_AIM_
Render the following material again verbatim, leaving nothing out.

_RECORDS_
***
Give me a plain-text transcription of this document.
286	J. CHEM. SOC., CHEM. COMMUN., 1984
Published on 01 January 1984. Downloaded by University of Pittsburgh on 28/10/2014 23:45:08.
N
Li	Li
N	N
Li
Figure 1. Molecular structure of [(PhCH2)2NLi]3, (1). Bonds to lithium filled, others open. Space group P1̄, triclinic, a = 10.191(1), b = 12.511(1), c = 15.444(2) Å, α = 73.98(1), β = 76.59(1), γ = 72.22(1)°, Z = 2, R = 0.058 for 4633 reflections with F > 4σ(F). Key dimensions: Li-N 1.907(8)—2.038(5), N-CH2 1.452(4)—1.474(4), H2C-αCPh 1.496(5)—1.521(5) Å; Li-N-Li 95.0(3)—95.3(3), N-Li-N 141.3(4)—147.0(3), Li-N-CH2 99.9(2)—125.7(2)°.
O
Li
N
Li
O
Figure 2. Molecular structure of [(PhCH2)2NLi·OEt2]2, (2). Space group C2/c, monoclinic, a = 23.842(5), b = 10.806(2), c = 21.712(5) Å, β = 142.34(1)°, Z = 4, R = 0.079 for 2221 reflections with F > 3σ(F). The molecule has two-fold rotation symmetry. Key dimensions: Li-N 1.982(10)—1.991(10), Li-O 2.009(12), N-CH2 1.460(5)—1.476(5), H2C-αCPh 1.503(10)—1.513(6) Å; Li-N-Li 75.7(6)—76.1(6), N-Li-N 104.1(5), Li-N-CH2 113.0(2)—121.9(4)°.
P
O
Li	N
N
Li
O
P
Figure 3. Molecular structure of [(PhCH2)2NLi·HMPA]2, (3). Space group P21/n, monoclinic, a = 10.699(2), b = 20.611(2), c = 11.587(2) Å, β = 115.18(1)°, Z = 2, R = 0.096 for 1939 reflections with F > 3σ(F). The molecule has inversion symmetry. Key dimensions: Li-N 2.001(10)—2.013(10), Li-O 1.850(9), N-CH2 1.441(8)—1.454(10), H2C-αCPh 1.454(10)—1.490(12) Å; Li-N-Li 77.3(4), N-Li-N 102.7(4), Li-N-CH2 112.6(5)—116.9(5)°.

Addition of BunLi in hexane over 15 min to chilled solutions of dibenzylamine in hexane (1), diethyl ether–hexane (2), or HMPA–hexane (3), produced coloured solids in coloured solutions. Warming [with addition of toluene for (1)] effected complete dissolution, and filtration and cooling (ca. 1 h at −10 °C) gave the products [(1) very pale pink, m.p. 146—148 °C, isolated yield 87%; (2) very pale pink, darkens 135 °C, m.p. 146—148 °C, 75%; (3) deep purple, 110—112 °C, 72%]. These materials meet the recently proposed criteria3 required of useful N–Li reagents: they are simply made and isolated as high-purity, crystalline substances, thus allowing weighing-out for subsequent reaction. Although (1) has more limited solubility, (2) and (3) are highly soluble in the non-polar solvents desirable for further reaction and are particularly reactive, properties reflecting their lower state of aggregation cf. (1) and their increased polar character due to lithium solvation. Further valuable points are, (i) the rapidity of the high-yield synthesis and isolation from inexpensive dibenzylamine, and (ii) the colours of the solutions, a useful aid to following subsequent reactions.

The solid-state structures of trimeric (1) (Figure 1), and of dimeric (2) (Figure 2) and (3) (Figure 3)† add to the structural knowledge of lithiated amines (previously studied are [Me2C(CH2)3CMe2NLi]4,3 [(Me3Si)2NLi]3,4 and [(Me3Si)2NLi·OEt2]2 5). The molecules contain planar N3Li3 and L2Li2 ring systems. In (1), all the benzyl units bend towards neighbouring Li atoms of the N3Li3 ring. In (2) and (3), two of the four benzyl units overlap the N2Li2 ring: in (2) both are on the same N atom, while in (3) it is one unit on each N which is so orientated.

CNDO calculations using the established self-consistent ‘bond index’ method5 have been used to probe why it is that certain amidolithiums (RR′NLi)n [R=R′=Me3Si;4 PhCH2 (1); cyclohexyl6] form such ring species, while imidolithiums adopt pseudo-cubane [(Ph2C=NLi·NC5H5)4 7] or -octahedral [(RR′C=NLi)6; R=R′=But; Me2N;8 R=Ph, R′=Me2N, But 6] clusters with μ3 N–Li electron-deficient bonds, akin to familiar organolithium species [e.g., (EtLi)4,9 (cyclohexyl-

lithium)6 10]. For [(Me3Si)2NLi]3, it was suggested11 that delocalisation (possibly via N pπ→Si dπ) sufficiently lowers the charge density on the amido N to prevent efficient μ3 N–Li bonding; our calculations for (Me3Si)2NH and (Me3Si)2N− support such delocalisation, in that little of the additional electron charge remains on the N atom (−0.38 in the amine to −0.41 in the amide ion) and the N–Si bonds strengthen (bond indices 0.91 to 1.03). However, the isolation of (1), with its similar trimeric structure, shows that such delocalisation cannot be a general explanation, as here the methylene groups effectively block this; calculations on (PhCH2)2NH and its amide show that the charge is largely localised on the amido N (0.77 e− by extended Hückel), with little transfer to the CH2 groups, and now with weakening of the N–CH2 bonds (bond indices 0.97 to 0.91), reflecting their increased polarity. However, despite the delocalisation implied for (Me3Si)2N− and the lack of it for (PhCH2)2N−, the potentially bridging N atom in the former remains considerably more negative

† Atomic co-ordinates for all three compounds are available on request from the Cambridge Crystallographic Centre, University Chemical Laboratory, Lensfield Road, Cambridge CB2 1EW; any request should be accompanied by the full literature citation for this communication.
***
_THE OUTPUT_
Give me a plain-text transcription of this document.
286	J. CHEM. SOC., CHEM. COMMUN., 1984
Published on 01 January 1984. Downloaded by University of Pittsburgh on 28/10/2014 23:45:08.
N
Li	Li
N	N
Li
Figure 1. Molecular structure of [(PhCH2)2NLi]3, (1). Bonds to lithium filled, others open. Space group P1̄, triclinic, a = 10.191(1), b = 12.511(1), c = 15.444(2) Å, α = 73.98(1), β = 76.59(1), γ = 72.22(1)°, Z = 2, R = 0.058 for 4633 reflections with F > 4σ(F). Key dimensions: Li-N 1.907(8)—2.038(5), N-CH2 1.452(4)—1.474(4), H2C-αCPh 1.496(5)—1.521(5) Å; Li-N-Li 95.0(3)—95.3(3), N-Li-N 141.3(4)—147.0(3), Li-N-CH2 99.9(2)—125.7(2)°.
O
Li
N
Li
O
Figure 2. Molecular structure of [(PhCH2)2NLi·OEt2]2, (2). Space group C2/c, monoclinic, a = 23.842(5), b = 10.806(2), c = 21.712(5) Å, β = 142.34(1)°, Z = 4, R = 0.079 for 2221 reflections with F > 3σ(F). The molecule has two-fold rotation symmetry. Key dimensions: Li-N 1.982(10)—1.991(10), Li-O 2.009(12), N-CH2 1.460(5)—1.476(5), H2C-αCPh 1.503(10)—1.513(6) Å; Li-N-Li 75.7(6)—76.1(6), N-Li-N 104.1(5), Li-N-CH2 113.0(2)—121.9(4)°.
P
O
Li	N
N
Li
O
P
Figure 3. Molecular structure of [(PhCH2)2NLi·HMPA]2, (3). Space group P21/n, monoclinic, a = 10.699(2), b = 20.611(2), c = 11.587(2) Å, β = 115.18(1)°, Z = 2, R = 0.096 for 1939 reflections with F > 3σ(F). The molecule has inversion symmetry. Key dimensions: Li-N 2.001(10)—2.013(10), Li-O 1.850(9), N-CH2 1.441(8)—1.454(10), H2C-αCPh 1.454(10)—1.490(12) Å; Li-N-Li 77.3(4), N-Li-N 102.7(4), Li-N-CH2 112.6(5)—116.9(5)°.

Addition of BunLi in hexane over 15 min to chilled solutions of dibenzylamine in hexane (1), diethyl ether–hexane (2), or HMPA–hexane (3), produced coloured solids in coloured solutions. Warming [with addition of toluene for (1)] effected complete dissolution, and filtration and cooling (ca. 1 h at −10 °C) gave the products [(1) very pale pink, m.p. 146—148 °C, isolated yield 87%; (2) very pale pink, darkens 135 °C, m.p. 146—148 °C, 75%; (3) deep purple, 110—112 °C, 72%]. These materials meet the recently proposed criteria3 required of useful N–Li reagents: they are simply made and isolated as high-purity, crystalline substances, thus allowing weighing-out for subsequent reaction. Although (1) has more limited solubility, (2) and (3) are highly soluble in the non-polar solvents desirable for further reaction and are particularly reactive, properties reflecting their lower state of aggregation cf. (1) and their increased polar character due to lithium solvation. Further valuable points are, (i) the rapidity of the high-yield synthesis and isolation from inexpensive dibenzylamine, and (ii) the colours of the solutions, a useful aid to following subsequent reactions.

The solid-state structures of trimeric (1) (Figure 1), and of dimeric (2) (Figure 2) and (3) (Figure 3)† add to the structural knowledge of lithiated amines (previously studied are [Me2C(CH2)3CMe2NLi]4,3 [(Me3Si)2NLi]3,4 and [(Me3Si)2NLi·OEt2]2 5). The molecules contain planar N3Li3 and L2Li2 ring systems. In (1), all the benzyl units bend towards neighbouring Li atoms of the N3Li3 ring. In (2) and (3), two of the four benzyl units overlap the N2Li2 ring: in (2) both are on the same N atom, while in (3) it is one unit on each N which is so orientated.

CNDO calculations using the established self-consistent ‘bond index’ method5 have been used to probe why it is that certain amidolithiums (RR′NLi)n [R=R′=Me3Si;4 PhCH2 (1); cyclohexyl6] form such ring species, while imidolithiums adopt pseudo-cubane [(Ph2C=NLi·NC5H5)4 7] or -octahedral [(RR′C=NLi)6; R=R′=But; Me2N;8 R=Ph, R′=Me2N, But 6] clusters with μ3 N–Li electron-deficient bonds, akin to familiar organolithium species [e.g., (EtLi)4,9 (cyclohexyl-

lithium)6 10]. For [(Me3Si)2NLi]3, it was suggested11 that delocalisation (possibly via N pπ→Si dπ) sufficiently lowers the charge density on the amido N to prevent efficient μ3 N–Li bonding; our calculations for (Me3Si)2NH and (Me3Si)2N− support such delocalisation, in that little of the additional electron charge remains on the N atom (−0.38 in the amine to −0.41 in the amide ion) and the N–Si bonds strengthen (bond indices 0.91 to 1.03). However, the isolation of (1), with its similar trimeric structure, shows that such delocalisation cannot be a general explanation, as here the methylene groups effectively block this; calculations on (PhCH2)2NH and its amide show that the charge is largely localised on the amido N (0.77 e− by extended Hückel), with little transfer to the CH2 groups, and now with weakening of the N–CH2 bonds (bond indices 0.97 to 0.91), reflecting their increased polarity. However, despite the delocalisation implied for (Me3Si)2N− and the lack of it for (PhCH2)2N−, the potentially bridging N atom in the former remains considerably more negative

† Atomic co-ordinates for all three compounds are available on request from the Cambridge Crystallographic Centre, University Chemical Laboratory, Lensfield Road, Cambridge CB2 1EW; any request should be accompanied by the full literature citation for this communication.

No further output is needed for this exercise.